TEXT SEGMENT

************

Event hero background image

The golden path: Everything you need to reach observability maturity

From helping thousands of customers with their observability strategies – and hardening our own while running Grafana Cloud at massive scale – Grafana Labs has a comprehensive vision for how to turn signals into action and what observability maturity looks like. But we understand that achieving maturity across your entire estate may seem daunting. The No. 1 request our Observability Architects get from teams is for best practices: tried and true paths to successful deployment, laid out step by step, and examples of usable automation.

In this session, Grafana Labs experts will walk through real stories and strategies from our customers who have achieved observability maturity at both small and massive scale: how they deploy, how they automate, how they enforce, and how they measure value. They'll also share some new initiatives within our product and educational programs to make realizing maturity much less daunting.

Brandy Smith (00:00):

Hey everybody, I'm Brandy Smith. I'm one of the leaders on our observability architecture team, and I'm joined by Jeff.

Jeff Freeman (00:05):

Hi, I'm Jeff Freeman, VP of Customer Solutions, which is a totally made up name, but it's basically our professional services team, our SE team, our tech support team, and our observability architecture team.

Brandy Smith (00:20):

Awesome. So let's set the scene here. Picture this, it's lunchtime and a customer is on your app trying to order food, but the order fails. Here's the kicker. On the backside one team's metrics are green, another's logs are delayed, and the alert that should have fired didn't. Frustrated, the customer opens your competitor's app and they place an order there instead. To the customer, it just looks broken. Now it might seem like one loss transaction, but in reality it is thousands of lost sales and a hit to your brand's reputation, all because observability was fragmented. And that's the reality for a lot of teams today. Observability is everywhere, but it's fragmented. You've got siloed data, the ownership is unclear, and the context lives in tribal knowledge. We've normalized this chaos, but the truth is, if your strategy is fragmented, your response will be too. And teams have different definitions of what good looks like.

(01:20):

They might be asking, what are we instrumenting? Are our dashboards any good? Are we doing too much or not enough? Now while one team measures uptime, another logs everything, and another ignores alerts entirely alert fatigue is real. We've seen this with platform teams, SREs, product owners, and even executives. Everyone's answer is different, and that's a problem. And the cost is around misalignment, alert, fatigue, bloated telemetry, and unclear return on investment. Excuse me. The answer here is to create a unified center of excellence to continually drive maturity, and we'll talk about what that means. So in organizations that have a mature observability strategy or the centralized observability, 79% have saved time or money by doing so. You've probably heard a ton about our observability survey and that's where this comes from.

************

PROBLEMS TO WORK ON
(1) Restate word for word the part of the observability talk from "The golden path: Everything" up to and including "of usable automation.".
(2) In the rows below, change "table-row" to "data-row" from the line with "796, 547, 815]" up to and including the line with "418, 731, 437]", and give back only those lines.
The rows that come next are separate material, unrelated to the observability talk.

MATERIAL SUPPLIED
************

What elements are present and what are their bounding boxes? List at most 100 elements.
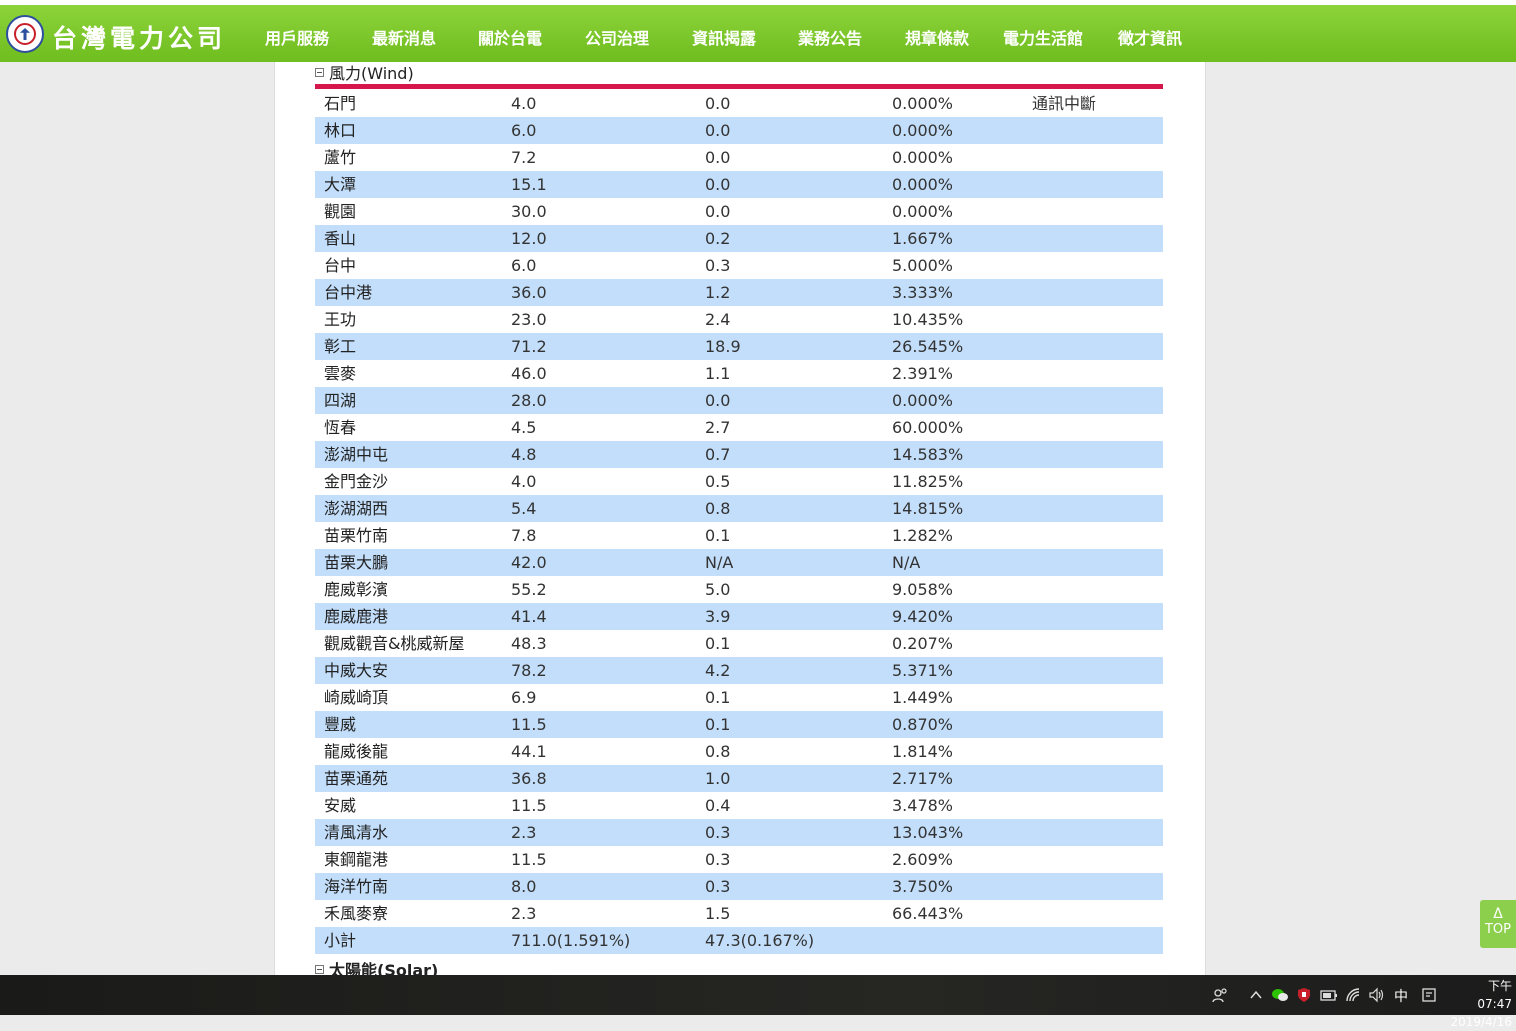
capacity-cell: 11.5	[511, 796, 547, 815]
capacity-cell: 6.9	[511, 688, 537, 707]
utilization-cell: 1.814%	[892, 742, 954, 761]
station-name-cell: 台中港	[315, 279, 502, 306]
table-row: 澎湖湖西 5.4 0.8 14.815%	[315, 495, 1163, 522]
remark-cell	[1023, 279, 1163, 306]
capacity-cell: 36.8	[502, 765, 696, 792]
net-output-cell: 2.7	[705, 418, 731, 437]
station-name-cell: 石門	[324, 94, 357, 113]
capacity-cell: 28.0	[502, 387, 696, 414]
table-row: 石門 4.0 0.0 0.000% 通訊中斷	[315, 90, 1163, 117]
capacity-cell: 4.8	[502, 441, 696, 468]
wind-section-header[interactable]: 風力(Wind)	[315, 60, 414, 84]
nav-item-power-life[interactable]: 電力生活館	[1003, 25, 1083, 49]
system-clock[interactable]: 下午 07:47 2019/4/16	[1450, 977, 1512, 1031]
station-name-cell: 中威大安	[315, 657, 502, 684]
remark-cell	[1023, 765, 1163, 792]
remark-cell	[1023, 900, 1163, 927]
remark-cell	[1023, 522, 1163, 549]
table-row: 龍威後龍 44.1 0.8 1.814%	[315, 738, 1163, 765]
net-output-cell: 5.0	[705, 580, 731, 599]
table-row: 中威大安 78.2 4.2 5.371%	[315, 657, 1163, 684]
table-row: 苗栗通苑 36.8 1.0 2.717%	[315, 765, 1163, 792]
nav-item-governance[interactable]: 公司治理	[585, 25, 649, 49]
station-name-cell: 觀園	[324, 202, 357, 221]
wechat-icon[interactable]	[1271, 987, 1289, 1003]
people-icon[interactable]	[1212, 987, 1228, 1003]
back-to-top-button[interactable]: Δ TOP	[1480, 900, 1516, 948]
utilization-cell: 14.815%	[883, 495, 1023, 522]
net-output-cell: 0.1	[705, 526, 731, 545]
brand-name[interactable]: 台灣電力公司	[52, 19, 226, 55]
utilization-cell: N/A	[883, 549, 1023, 576]
capacity-cell: 8.0	[502, 873, 696, 900]
notification-icon[interactable]	[1422, 987, 1436, 1003]
net-output-cell: 1.0	[696, 765, 883, 792]
volume-icon[interactable]	[1368, 987, 1386, 1003]
capacity-cell: 30.0	[511, 202, 547, 221]
net-output-cell: 0.0	[705, 148, 731, 167]
station-name-cell: 苗栗竹南	[324, 526, 389, 545]
capacity-cell: 15.1	[502, 171, 696, 198]
wifi-icon[interactable]	[1345, 987, 1361, 1003]
station-name-cell: 蘆竹	[324, 148, 357, 167]
up-arrow-icon: Δ	[1493, 906, 1503, 922]
station-name-cell: 恆春	[324, 418, 357, 437]
nav-item-regulations[interactable]: 規章條款	[905, 25, 969, 49]
subtotal-row: 小計 711.0(1.591%) 47.3(0.167%)	[315, 927, 1163, 954]
input-method-indicator[interactable]: 中	[1394, 986, 1408, 1005]
nav-item-latest-news[interactable]: 最新消息	[372, 25, 436, 49]
collapse-icon[interactable]	[315, 68, 324, 77]
table-row: 鹿威彰濱 55.2 5.0 9.058%	[315, 576, 1163, 603]
remark-cell	[1023, 225, 1163, 252]
utilization-cell: 5.371%	[883, 657, 1023, 684]
nav-item-careers[interactable]: 徵才資訊	[1118, 25, 1182, 49]
shield-icon[interactable]	[1296, 987, 1312, 1003]
utilization-cell: 2.609%	[892, 850, 954, 869]
chevron-up-icon[interactable]	[1249, 987, 1263, 1003]
station-name-cell: 禾風麥寮	[324, 904, 389, 923]
capacity-cell: 2.3	[511, 904, 537, 923]
nav-item-disclosure[interactable]: 資訊揭露	[692, 25, 756, 49]
wind-section-title: 風力(Wind)	[329, 64, 414, 83]
net-output-cell: 0.0	[705, 94, 731, 113]
remark-cell	[1023, 792, 1163, 819]
nav-item-announcements[interactable]: 業務公告	[798, 25, 862, 49]
collapse-icon[interactable]	[315, 965, 324, 974]
net-output-cell: 0.0	[696, 171, 883, 198]
table-row: 四湖 28.0 0.0 0.000%	[315, 387, 1163, 414]
capacity-cell: 78.2	[502, 657, 696, 684]
remark-cell	[1023, 576, 1163, 603]
capacity-cell: 71.2	[502, 333, 696, 360]
capacity-cell: 11.5	[511, 850, 547, 869]
nav-item-about[interactable]: 關於台電	[478, 25, 542, 49]
net-output-cell: 1.1	[705, 364, 731, 383]
capacity-cell: 7.8	[511, 526, 537, 545]
utilization-cell: 3.333%	[883, 279, 1023, 306]
utilization-cell: 0.870%	[883, 711, 1023, 738]
net-output-cell: 0.0	[696, 387, 883, 414]
table-row: 禾風麥寮 2.3 1.5 66.443%	[315, 900, 1163, 927]
net-output-cell: 0.0	[705, 202, 731, 221]
wind-power-table: 石門 4.0 0.0 0.000% 通訊中斷 林口 6.0 0.0 0.000% 蘆竹 7.2 0.0…	[315, 90, 1163, 954]
nav-item-user-services[interactable]: 用戶服務	[265, 25, 329, 49]
station-name-cell: 大潭	[315, 171, 502, 198]
net-output-cell: 0.8	[696, 495, 883, 522]
battery-icon[interactable]	[1320, 987, 1338, 1003]
remark-cell	[1023, 387, 1163, 414]
table-row: 林口 6.0 0.0 0.000%	[315, 117, 1163, 144]
capacity-cell: 2.3	[502, 819, 696, 846]
remark-cell	[1023, 360, 1163, 387]
table-row: 王功 23.0 2.4 10.435%	[315, 306, 1163, 333]
table-row: 澎湖中屯 4.8 0.7 14.583%	[315, 441, 1163, 468]
capacity-cell: 46.0	[511, 364, 547, 383]
top-label: TOP	[1484, 922, 1511, 937]
station-name-cell: 金門金沙	[324, 472, 389, 491]
table-row: 東鋼龍港 11.5 0.3 2.609%	[315, 846, 1163, 873]
table-row: 清風清水 2.3 0.3 13.043%	[315, 819, 1163, 846]
utilization-cell: 60.000%	[892, 418, 964, 437]
net-output-cell: 1.5	[705, 904, 731, 923]
taipower-logo-icon[interactable]	[6, 15, 44, 53]
remark-cell	[1023, 333, 1163, 360]
station-name-cell: 王功	[324, 310, 357, 329]
station-name-cell: 海洋竹南	[315, 873, 502, 900]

************

OUTPUTS
(1)
The golden path: Everything you need to reach observability maturity

From helping thousands of customers with their observability strategies – and hardening our own while running Grafana Cloud at massive scale – Grafana Labs has a comprehensive vision for how to turn signals into action and what observability maturity looks like. But we understand that achieving maturity across your entire estate may seem daunting. The No. 1 request our Observability Architects get from teams is for best practices: tried and true paths to successful deployment, laid out step by step, and examples of usable automation.

(2)
capacity-cell: 11.5	[511, 796, 547, 815]
capacity-cell: 6.9	[511, 688, 537, 707]
utilization-cell: 1.814%	[892, 742, 954, 761]
station-name-cell: 台中港	[315, 279, 502, 306]
data-row: 澎湖湖西 5.4 0.8 14.815%	[315, 495, 1163, 522]
remark-cell	[1023, 279, 1163, 306]
capacity-cell: 36.8	[502, 765, 696, 792]
net-output-cell: 2.7	[705, 418, 731, 437]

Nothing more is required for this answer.